Task inputs:
------------------------

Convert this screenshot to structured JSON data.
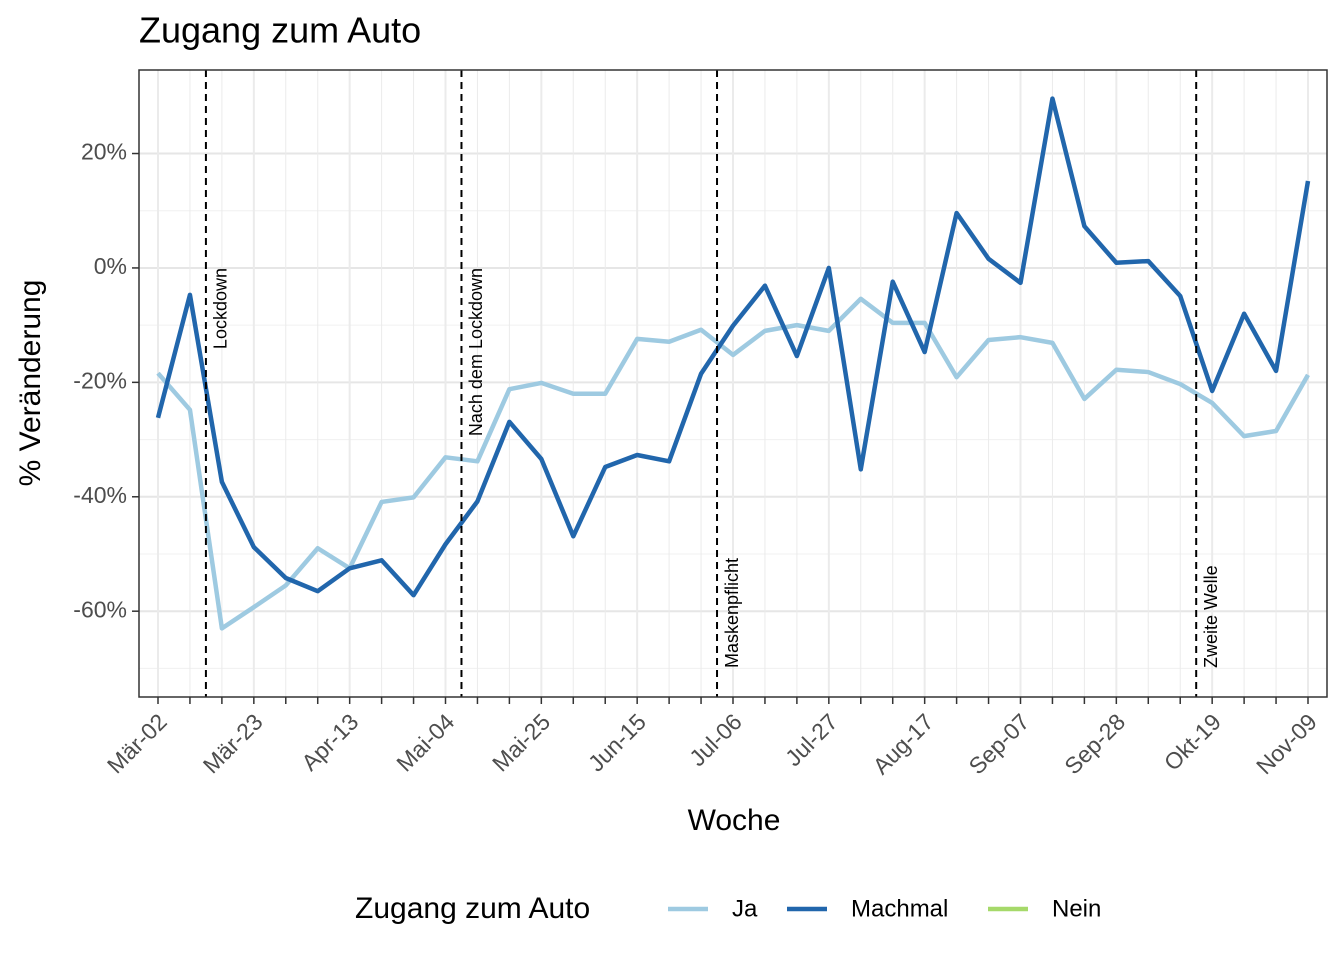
{
  "chart_data": {
    "type": "line",
    "title": "Zugang zum Auto",
    "x_label": "Woche",
    "y_label": "% Veränderung",
    "categories": [
      "Mär-02",
      null,
      null,
      "Mär-23",
      null,
      null,
      "Apr-13",
      null,
      null,
      "Mai-04",
      null,
      null,
      "Mai-25",
      null,
      null,
      "Jun-15",
      null,
      null,
      "Jul-06",
      null,
      null,
      "Jul-27",
      null,
      null,
      "Aug-17",
      null,
      null,
      "Sep-07",
      null,
      null,
      "Sep-28",
      null,
      null,
      "Okt-19",
      null,
      null,
      "Nov-09"
    ],
    "series": [
      {
        "name": "Ja",
        "color": "#9ecae1",
        "values": [
          -18.4,
          -24.8,
          -63.0,
          -59.3,
          -55.5,
          -49.0,
          -52.5,
          -40.9,
          -40.1,
          -33.1,
          -33.8,
          -21.2,
          -20.1,
          -22.0,
          -22.0,
          -12.4,
          -12.9,
          -10.8,
          -15.2,
          -11.0,
          -10.0,
          -11.0,
          -5.4,
          -9.6,
          -9.6,
          -19.1,
          -12.6,
          -12.1,
          -13.1,
          -22.9,
          -17.8,
          -18.2,
          -20.3,
          -23.6,
          -29.4,
          -28.5,
          -18.7
        ]
      },
      {
        "name": "Machmal",
        "color": "#2166ac",
        "values": [
          -26.2,
          -4.7,
          -37.4,
          -48.8,
          -54.2,
          -56.5,
          -52.5,
          -51.1,
          -57.2,
          -48.3,
          -40.8,
          -26.9,
          -33.4,
          -46.9,
          -34.8,
          -32.7,
          -33.8,
          -18.5,
          -10.1,
          -3.1,
          -15.4,
          0,
          -35.2,
          -2.4,
          -14.7,
          9.6,
          1.6,
          -2.6,
          29.6,
          7.3,
          0.9,
          1.2,
          -4.9,
          -21.5,
          -8.0,
          -18.0,
          15.2
        ]
      },
      {
        "name": "Nein",
        "color": "#a6d96a",
        "values": [
          null,
          null,
          null,
          null,
          null,
          null,
          null,
          null,
          null,
          null,
          null,
          null,
          null,
          null,
          null,
          null,
          null,
          null,
          null,
          null,
          null,
          null,
          null,
          null,
          null,
          null,
          null,
          null,
          null,
          null,
          null,
          null,
          null,
          null,
          null,
          null,
          null
        ]
      }
    ],
    "ylim": [
      -75,
      34.6
    ],
    "yticks": [
      {
        "value": -60,
        "label": "-60%"
      },
      {
        "value": -40,
        "label": "-40%"
      },
      {
        "value": -20,
        "label": "-20%"
      },
      {
        "value": 0,
        "label": "0%"
      },
      {
        "value": 20,
        "label": "20%"
      }
    ],
    "grid": true,
    "legend_title": "Zugang zum Auto",
    "legend_position": "bottom",
    "annotations": [
      {
        "label": "Lockdown",
        "x": 1.5
      },
      {
        "label": "Nach dem Lockdown",
        "x": 9.5
      },
      {
        "label": "Maskenpflicht",
        "x": 17.5
      },
      {
        "label": "Zweite Welle",
        "x": 32.5
      }
    ]
  }
}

------------------------

Copy out every line of the listing that contains the string "Zugang".

    "title": "Zugang zum Auto",
    "legend_title": "Zugang zum Auto",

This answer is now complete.